- Written instruction: Find the line with "Parse this screenshot: output", then retype it and each later line through the last, exactly. Leave out pictures.

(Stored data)

** Begin **

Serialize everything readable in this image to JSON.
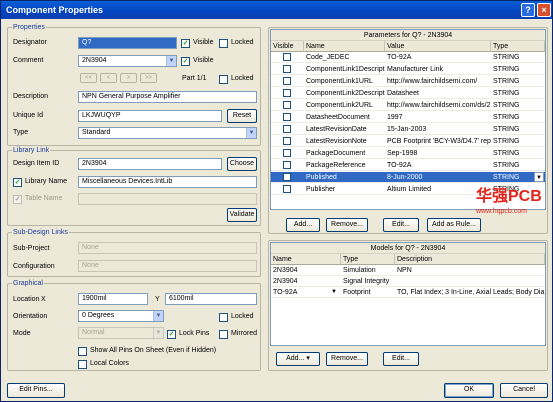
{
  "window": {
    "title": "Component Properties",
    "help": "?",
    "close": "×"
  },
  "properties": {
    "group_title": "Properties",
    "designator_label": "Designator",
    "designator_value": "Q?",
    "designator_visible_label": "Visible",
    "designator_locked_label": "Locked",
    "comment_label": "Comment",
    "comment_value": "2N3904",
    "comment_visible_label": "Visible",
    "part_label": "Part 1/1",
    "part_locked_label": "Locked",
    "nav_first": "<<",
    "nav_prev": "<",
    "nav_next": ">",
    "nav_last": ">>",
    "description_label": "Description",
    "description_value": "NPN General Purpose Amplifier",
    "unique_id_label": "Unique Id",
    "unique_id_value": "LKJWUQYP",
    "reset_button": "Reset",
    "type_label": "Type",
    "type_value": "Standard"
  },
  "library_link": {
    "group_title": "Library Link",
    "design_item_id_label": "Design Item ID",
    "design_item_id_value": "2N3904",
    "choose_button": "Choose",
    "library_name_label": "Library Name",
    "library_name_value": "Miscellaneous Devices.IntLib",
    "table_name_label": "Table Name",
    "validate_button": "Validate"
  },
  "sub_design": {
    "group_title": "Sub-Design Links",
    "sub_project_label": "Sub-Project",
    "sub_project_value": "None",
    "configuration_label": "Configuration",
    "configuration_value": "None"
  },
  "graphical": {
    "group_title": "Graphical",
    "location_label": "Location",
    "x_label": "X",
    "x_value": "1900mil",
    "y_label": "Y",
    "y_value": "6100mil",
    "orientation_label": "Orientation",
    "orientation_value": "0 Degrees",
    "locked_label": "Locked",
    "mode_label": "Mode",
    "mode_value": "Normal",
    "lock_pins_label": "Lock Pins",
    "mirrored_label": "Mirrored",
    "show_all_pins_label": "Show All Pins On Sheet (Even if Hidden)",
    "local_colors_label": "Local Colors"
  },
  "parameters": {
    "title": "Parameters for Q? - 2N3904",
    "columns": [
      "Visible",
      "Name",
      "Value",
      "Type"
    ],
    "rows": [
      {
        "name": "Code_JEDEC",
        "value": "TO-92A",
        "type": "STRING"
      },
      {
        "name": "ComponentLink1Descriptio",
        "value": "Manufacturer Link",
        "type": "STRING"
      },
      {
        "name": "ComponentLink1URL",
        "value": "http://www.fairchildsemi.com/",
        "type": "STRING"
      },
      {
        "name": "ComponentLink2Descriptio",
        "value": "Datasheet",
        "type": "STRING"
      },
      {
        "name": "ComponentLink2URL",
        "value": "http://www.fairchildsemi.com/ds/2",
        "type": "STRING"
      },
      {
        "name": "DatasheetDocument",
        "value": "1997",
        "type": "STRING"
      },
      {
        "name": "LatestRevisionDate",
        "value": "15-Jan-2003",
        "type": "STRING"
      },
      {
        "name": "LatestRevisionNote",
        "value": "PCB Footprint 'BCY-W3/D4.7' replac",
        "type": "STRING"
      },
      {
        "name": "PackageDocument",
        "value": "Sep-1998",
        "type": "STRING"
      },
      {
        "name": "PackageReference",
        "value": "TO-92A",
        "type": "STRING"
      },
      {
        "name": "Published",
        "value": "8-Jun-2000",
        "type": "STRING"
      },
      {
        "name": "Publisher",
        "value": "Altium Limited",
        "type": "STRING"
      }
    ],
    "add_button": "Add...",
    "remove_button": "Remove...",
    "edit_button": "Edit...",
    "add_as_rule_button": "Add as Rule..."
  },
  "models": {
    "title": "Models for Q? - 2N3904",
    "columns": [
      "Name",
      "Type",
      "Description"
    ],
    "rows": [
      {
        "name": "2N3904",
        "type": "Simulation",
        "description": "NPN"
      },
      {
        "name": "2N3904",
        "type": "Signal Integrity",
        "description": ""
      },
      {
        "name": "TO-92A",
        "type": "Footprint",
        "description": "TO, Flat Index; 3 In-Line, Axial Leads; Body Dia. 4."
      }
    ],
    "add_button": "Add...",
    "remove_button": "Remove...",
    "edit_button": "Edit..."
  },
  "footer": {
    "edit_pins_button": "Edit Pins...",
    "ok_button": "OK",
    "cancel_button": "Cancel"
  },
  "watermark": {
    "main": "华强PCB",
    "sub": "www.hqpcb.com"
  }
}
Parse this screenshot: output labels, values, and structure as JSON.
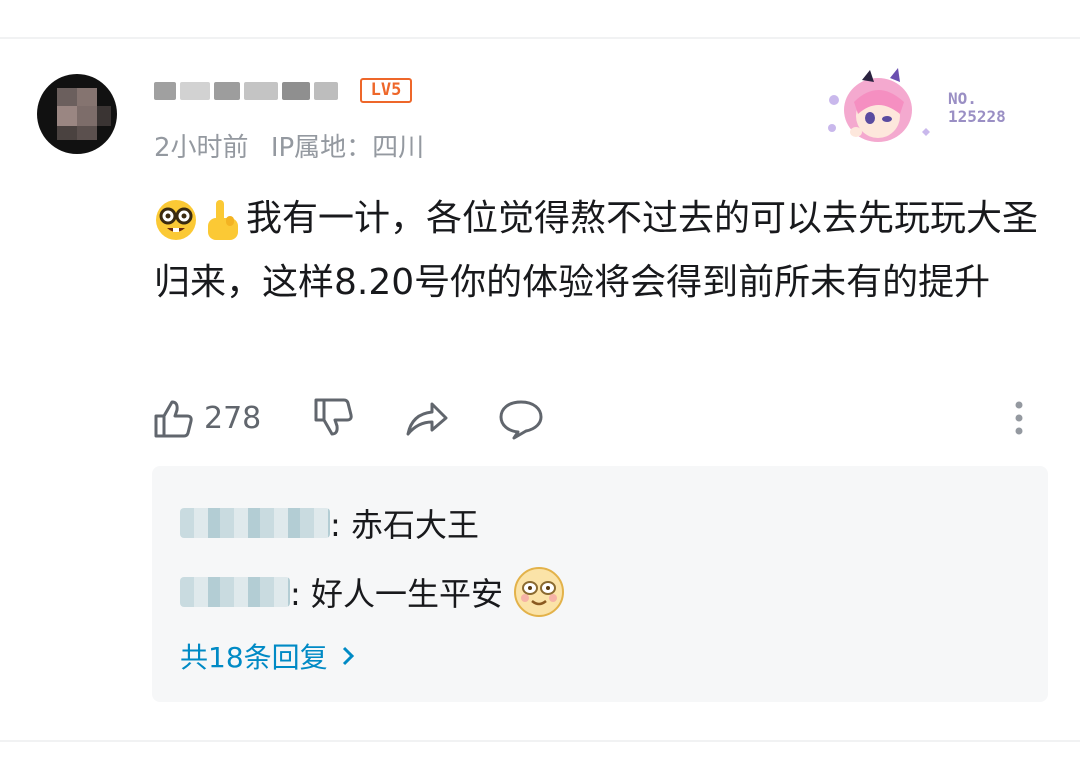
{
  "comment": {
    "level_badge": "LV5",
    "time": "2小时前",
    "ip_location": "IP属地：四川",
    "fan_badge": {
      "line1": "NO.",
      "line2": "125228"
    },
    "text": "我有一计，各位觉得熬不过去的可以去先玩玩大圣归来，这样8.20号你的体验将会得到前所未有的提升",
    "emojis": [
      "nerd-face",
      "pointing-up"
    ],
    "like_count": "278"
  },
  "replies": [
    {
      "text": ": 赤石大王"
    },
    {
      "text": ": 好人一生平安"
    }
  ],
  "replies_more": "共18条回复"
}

** End **

- Completed task:
Parse this screenshot: output labels, values, and structure as JSON.
{
  "comment": {
    "level_badge": "LV5",
    "time": "2小时前",
    "ip_location": "IP属地：四川",
    "fan_badge": {
      "line1": "NO.",
      "line2": "125228"
    },
    "text": "我有一计，各位觉得熬不过去的可以去先玩玩大圣归来，这样8.20号你的体验将会得到前所未有的提升",
    "emojis": [
      "nerd-face",
      "pointing-up"
    ],
    "like_count": "278"
  },
  "replies": [
    {
      "text": ": 赤石大王"
    },
    {
      "text": ": 好人一生平安"
    }
  ],
  "replies_more": "共18条回复"
}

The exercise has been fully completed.